# DATA LISTING
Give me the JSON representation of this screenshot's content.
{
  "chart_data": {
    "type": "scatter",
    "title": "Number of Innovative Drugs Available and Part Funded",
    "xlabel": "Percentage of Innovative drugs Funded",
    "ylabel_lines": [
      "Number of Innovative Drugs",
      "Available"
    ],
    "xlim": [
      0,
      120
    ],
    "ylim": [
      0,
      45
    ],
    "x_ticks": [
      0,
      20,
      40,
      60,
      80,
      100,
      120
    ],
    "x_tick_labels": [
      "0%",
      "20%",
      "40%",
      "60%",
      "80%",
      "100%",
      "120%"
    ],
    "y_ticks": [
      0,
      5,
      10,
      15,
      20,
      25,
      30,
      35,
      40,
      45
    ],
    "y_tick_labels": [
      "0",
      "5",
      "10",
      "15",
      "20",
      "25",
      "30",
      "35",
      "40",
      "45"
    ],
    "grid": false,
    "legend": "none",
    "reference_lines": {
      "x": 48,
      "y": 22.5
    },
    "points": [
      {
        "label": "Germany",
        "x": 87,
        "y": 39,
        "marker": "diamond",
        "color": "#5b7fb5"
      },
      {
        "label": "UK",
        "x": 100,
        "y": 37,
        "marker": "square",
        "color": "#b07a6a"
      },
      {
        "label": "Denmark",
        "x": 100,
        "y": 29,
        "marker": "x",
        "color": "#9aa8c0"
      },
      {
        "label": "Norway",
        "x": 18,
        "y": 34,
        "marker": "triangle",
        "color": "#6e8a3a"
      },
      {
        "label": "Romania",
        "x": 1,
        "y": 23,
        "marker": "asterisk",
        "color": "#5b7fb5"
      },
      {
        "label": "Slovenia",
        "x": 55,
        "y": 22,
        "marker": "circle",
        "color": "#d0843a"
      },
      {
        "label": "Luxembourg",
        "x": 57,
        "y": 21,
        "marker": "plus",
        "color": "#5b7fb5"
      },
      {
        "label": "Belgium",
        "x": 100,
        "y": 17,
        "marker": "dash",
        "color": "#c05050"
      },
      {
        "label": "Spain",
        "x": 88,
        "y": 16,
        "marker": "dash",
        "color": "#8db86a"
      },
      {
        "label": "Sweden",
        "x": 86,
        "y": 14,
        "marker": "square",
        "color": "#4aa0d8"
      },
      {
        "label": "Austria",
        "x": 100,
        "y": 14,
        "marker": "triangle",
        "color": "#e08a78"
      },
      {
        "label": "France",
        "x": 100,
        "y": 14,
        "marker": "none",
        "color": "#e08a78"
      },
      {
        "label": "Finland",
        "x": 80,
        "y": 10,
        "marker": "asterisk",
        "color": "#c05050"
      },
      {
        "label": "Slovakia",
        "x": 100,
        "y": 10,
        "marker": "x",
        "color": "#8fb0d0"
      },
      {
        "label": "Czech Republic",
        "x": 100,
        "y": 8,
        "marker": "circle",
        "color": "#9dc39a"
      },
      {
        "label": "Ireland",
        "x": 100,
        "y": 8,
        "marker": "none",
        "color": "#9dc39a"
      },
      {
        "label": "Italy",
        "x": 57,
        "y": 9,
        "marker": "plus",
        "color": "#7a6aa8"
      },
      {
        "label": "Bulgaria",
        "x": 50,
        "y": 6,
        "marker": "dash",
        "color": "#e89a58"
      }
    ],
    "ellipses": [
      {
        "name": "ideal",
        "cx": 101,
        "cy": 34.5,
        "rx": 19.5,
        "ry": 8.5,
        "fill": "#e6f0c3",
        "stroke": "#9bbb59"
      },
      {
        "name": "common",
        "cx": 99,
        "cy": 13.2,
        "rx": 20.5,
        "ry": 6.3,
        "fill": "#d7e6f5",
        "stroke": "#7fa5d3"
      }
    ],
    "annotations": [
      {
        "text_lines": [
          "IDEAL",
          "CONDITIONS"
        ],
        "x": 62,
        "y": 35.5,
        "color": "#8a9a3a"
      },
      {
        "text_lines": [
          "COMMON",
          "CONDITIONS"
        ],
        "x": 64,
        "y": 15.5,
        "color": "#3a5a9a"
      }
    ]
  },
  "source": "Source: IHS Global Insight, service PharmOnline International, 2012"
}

# WHAT IS BEING ASKED
Would you reproduce the material above in full, exactly as given?

# REPLY TO THE TASK
Give me the JSON representation of this screenshot's content.
{
  "chart_data": {
    "type": "scatter",
    "title": "Number of Innovative Drugs Available and Part Funded",
    "xlabel": "Percentage of Innovative drugs Funded",
    "ylabel_lines": [
      "Number of Innovative Drugs",
      "Available"
    ],
    "xlim": [
      0,
      120
    ],
    "ylim": [
      0,
      45
    ],
    "x_ticks": [
      0,
      20,
      40,
      60,
      80,
      100,
      120
    ],
    "x_tick_labels": [
      "0%",
      "20%",
      "40%",
      "60%",
      "80%",
      "100%",
      "120%"
    ],
    "y_ticks": [
      0,
      5,
      10,
      15,
      20,
      25,
      30,
      35,
      40,
      45
    ],
    "y_tick_labels": [
      "0",
      "5",
      "10",
      "15",
      "20",
      "25",
      "30",
      "35",
      "40",
      "45"
    ],
    "grid": false,
    "legend": "none",
    "reference_lines": {
      "x": 48,
      "y": 22.5
    },
    "points": [
      {
        "label": "Germany",
        "x": 87,
        "y": 39,
        "marker": "diamond",
        "color": "#5b7fb5"
      },
      {
        "label": "UK",
        "x": 100,
        "y": 37,
        "marker": "square",
        "color": "#b07a6a"
      },
      {
        "label": "Denmark",
        "x": 100,
        "y": 29,
        "marker": "x",
        "color": "#9aa8c0"
      },
      {
        "label": "Norway",
        "x": 18,
        "y": 34,
        "marker": "triangle",
        "color": "#6e8a3a"
      },
      {
        "label": "Romania",
        "x": 1,
        "y": 23,
        "marker": "asterisk",
        "color": "#5b7fb5"
      },
      {
        "label": "Slovenia",
        "x": 55,
        "y": 22,
        "marker": "circle",
        "color": "#d0843a"
      },
      {
        "label": "Luxembourg",
        "x": 57,
        "y": 21,
        "marker": "plus",
        "color": "#5b7fb5"
      },
      {
        "label": "Belgium",
        "x": 100,
        "y": 17,
        "marker": "dash",
        "color": "#c05050"
      },
      {
        "label": "Spain",
        "x": 88,
        "y": 16,
        "marker": "dash",
        "color": "#8db86a"
      },
      {
        "label": "Sweden",
        "x": 86,
        "y": 14,
        "marker": "square",
        "color": "#4aa0d8"
      },
      {
        "label": "Austria",
        "x": 100,
        "y": 14,
        "marker": "triangle",
        "color": "#e08a78"
      },
      {
        "label": "France",
        "x": 100,
        "y": 14,
        "marker": "none",
        "color": "#e08a78"
      },
      {
        "label": "Finland",
        "x": 80,
        "y": 10,
        "marker": "asterisk",
        "color": "#c05050"
      },
      {
        "label": "Slovakia",
        "x": 100,
        "y": 10,
        "marker": "x",
        "color": "#8fb0d0"
      },
      {
        "label": "Czech Republic",
        "x": 100,
        "y": 8,
        "marker": "circle",
        "color": "#9dc39a"
      },
      {
        "label": "Ireland",
        "x": 100,
        "y": 8,
        "marker": "none",
        "color": "#9dc39a"
      },
      {
        "label": "Italy",
        "x": 57,
        "y": 9,
        "marker": "plus",
        "color": "#7a6aa8"
      },
      {
        "label": "Bulgaria",
        "x": 50,
        "y": 6,
        "marker": "dash",
        "color": "#e89a58"
      }
    ],
    "ellipses": [
      {
        "name": "ideal",
        "cx": 101,
        "cy": 34.5,
        "rx": 19.5,
        "ry": 8.5,
        "fill": "#e6f0c3",
        "stroke": "#9bbb59"
      },
      {
        "name": "common",
        "cx": 99,
        "cy": 13.2,
        "rx": 20.5,
        "ry": 6.3,
        "fill": "#d7e6f5",
        "stroke": "#7fa5d3"
      }
    ],
    "annotations": [
      {
        "text_lines": [
          "IDEAL",
          "CONDITIONS"
        ],
        "x": 62,
        "y": 35.5,
        "color": "#8a9a3a"
      },
      {
        "text_lines": [
          "COMMON",
          "CONDITIONS"
        ],
        "x": 64,
        "y": 15.5,
        "color": "#3a5a9a"
      }
    ]
  },
  "source": "Source: IHS Global Insight, service PharmOnline International, 2012"
}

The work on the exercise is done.